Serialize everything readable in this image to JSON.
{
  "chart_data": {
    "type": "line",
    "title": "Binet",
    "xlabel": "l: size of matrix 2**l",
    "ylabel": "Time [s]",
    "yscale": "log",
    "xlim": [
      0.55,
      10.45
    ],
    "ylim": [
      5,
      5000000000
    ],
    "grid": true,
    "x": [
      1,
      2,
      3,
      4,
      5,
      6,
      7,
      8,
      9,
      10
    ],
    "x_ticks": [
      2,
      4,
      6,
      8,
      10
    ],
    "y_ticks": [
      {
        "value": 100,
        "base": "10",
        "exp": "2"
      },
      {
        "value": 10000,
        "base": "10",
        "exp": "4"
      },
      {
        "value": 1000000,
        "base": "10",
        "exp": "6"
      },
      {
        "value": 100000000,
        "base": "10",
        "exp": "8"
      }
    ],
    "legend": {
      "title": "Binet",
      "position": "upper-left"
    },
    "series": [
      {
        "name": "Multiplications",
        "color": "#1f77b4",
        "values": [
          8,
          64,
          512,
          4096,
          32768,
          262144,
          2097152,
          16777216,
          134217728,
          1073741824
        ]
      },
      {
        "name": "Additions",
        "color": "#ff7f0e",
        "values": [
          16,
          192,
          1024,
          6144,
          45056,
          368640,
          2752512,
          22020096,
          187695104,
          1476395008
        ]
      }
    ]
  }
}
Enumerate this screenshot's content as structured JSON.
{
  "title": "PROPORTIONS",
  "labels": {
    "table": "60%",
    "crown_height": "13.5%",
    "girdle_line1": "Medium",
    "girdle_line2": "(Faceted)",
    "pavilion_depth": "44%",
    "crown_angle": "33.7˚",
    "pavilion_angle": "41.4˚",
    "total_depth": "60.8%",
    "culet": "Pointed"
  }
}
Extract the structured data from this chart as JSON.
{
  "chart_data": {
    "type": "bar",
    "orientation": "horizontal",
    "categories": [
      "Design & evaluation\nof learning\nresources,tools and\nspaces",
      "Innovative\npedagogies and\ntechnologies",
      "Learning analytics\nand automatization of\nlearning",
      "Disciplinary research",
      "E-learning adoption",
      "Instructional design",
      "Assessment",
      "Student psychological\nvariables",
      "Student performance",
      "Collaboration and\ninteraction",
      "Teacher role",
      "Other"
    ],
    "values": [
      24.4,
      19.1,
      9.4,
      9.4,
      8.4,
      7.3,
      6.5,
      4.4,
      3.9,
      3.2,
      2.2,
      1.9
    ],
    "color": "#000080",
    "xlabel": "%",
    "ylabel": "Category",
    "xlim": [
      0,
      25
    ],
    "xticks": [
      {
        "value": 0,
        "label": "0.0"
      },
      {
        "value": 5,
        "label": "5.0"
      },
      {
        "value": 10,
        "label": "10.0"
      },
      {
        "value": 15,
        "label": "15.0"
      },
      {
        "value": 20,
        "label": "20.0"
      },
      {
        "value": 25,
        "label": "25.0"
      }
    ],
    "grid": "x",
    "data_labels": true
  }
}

* * * * *

§ Task to carry out: Return every record above exactly as it appears.

§ Finished exercise:
Serialize everything readable in this image to JSON.
{
  "chart_data": {
    "type": "line",
    "title": "Binet",
    "xlabel": "l: size of matrix 2**l",
    "ylabel": "Time [s]",
    "yscale": "log",
    "xlim": [
      0.55,
      10.45
    ],
    "ylim": [
      5,
      5000000000
    ],
    "grid": true,
    "x": [
      1,
      2,
      3,
      4,
      5,
      6,
      7,
      8,
      9,
      10
    ],
    "x_ticks": [
      2,
      4,
      6,
      8,
      10
    ],
    "y_ticks": [
      {
        "value": 100,
        "base": "10",
        "exp": "2"
      },
      {
        "value": 10000,
        "base": "10",
        "exp": "4"
      },
      {
        "value": 1000000,
        "base": "10",
        "exp": "6"
      },
      {
        "value": 100000000,
        "base": "10",
        "exp": "8"
      }
    ],
    "legend": {
      "title": "Binet",
      "position": "upper-left"
    },
    "series": [
      {
        "name": "Multiplications",
        "color": "#1f77b4",
        "values": [
          8,
          64,
          512,
          4096,
          32768,
          262144,
          2097152,
          16777216,
          134217728,
          1073741824
        ]
      },
      {
        "name": "Additions",
        "color": "#ff7f0e",
        "values": [
          16,
          192,
          1024,
          6144,
          45056,
          368640,
          2752512,
          22020096,
          187695104,
          1476395008
        ]
      }
    ]
  }
}
Enumerate this screenshot's content as structured JSON.
{
  "title": "PROPORTIONS",
  "labels": {
    "table": "60%",
    "crown_height": "13.5%",
    "girdle_line1": "Medium",
    "girdle_line2": "(Faceted)",
    "pavilion_depth": "44%",
    "crown_angle": "33.7˚",
    "pavilion_angle": "41.4˚",
    "total_depth": "60.8%",
    "culet": "Pointed"
  }
}
Extract the structured data from this chart as JSON.
{
  "chart_data": {
    "type": "bar",
    "orientation": "horizontal",
    "categories": [
      "Design & evaluation\nof learning\nresources,tools and\nspaces",
      "Innovative\npedagogies and\ntechnologies",
      "Learning analytics\nand automatization of\nlearning",
      "Disciplinary research",
      "E-learning adoption",
      "Instructional design",
      "Assessment",
      "Student psychological\nvariables",
      "Student performance",
      "Collaboration and\ninteraction",
      "Teacher role",
      "Other"
    ],
    "values": [
      24.4,
      19.1,
      9.4,
      9.4,
      8.4,
      7.3,
      6.5,
      4.4,
      3.9,
      3.2,
      2.2,
      1.9
    ],
    "color": "#000080",
    "xlabel": "%",
    "ylabel": "Category",
    "xlim": [
      0,
      25
    ],
    "xticks": [
      {
        "value": 0,
        "label": "0.0"
      },
      {
        "value": 5,
        "label": "5.0"
      },
      {
        "value": 10,
        "label": "10.0"
      },
      {
        "value": 15,
        "label": "15.0"
      },
      {
        "value": 20,
        "label": "20.0"
      },
      {
        "value": 25,
        "label": "25.0"
      }
    ],
    "grid": "x",
    "data_labels": true
  }
}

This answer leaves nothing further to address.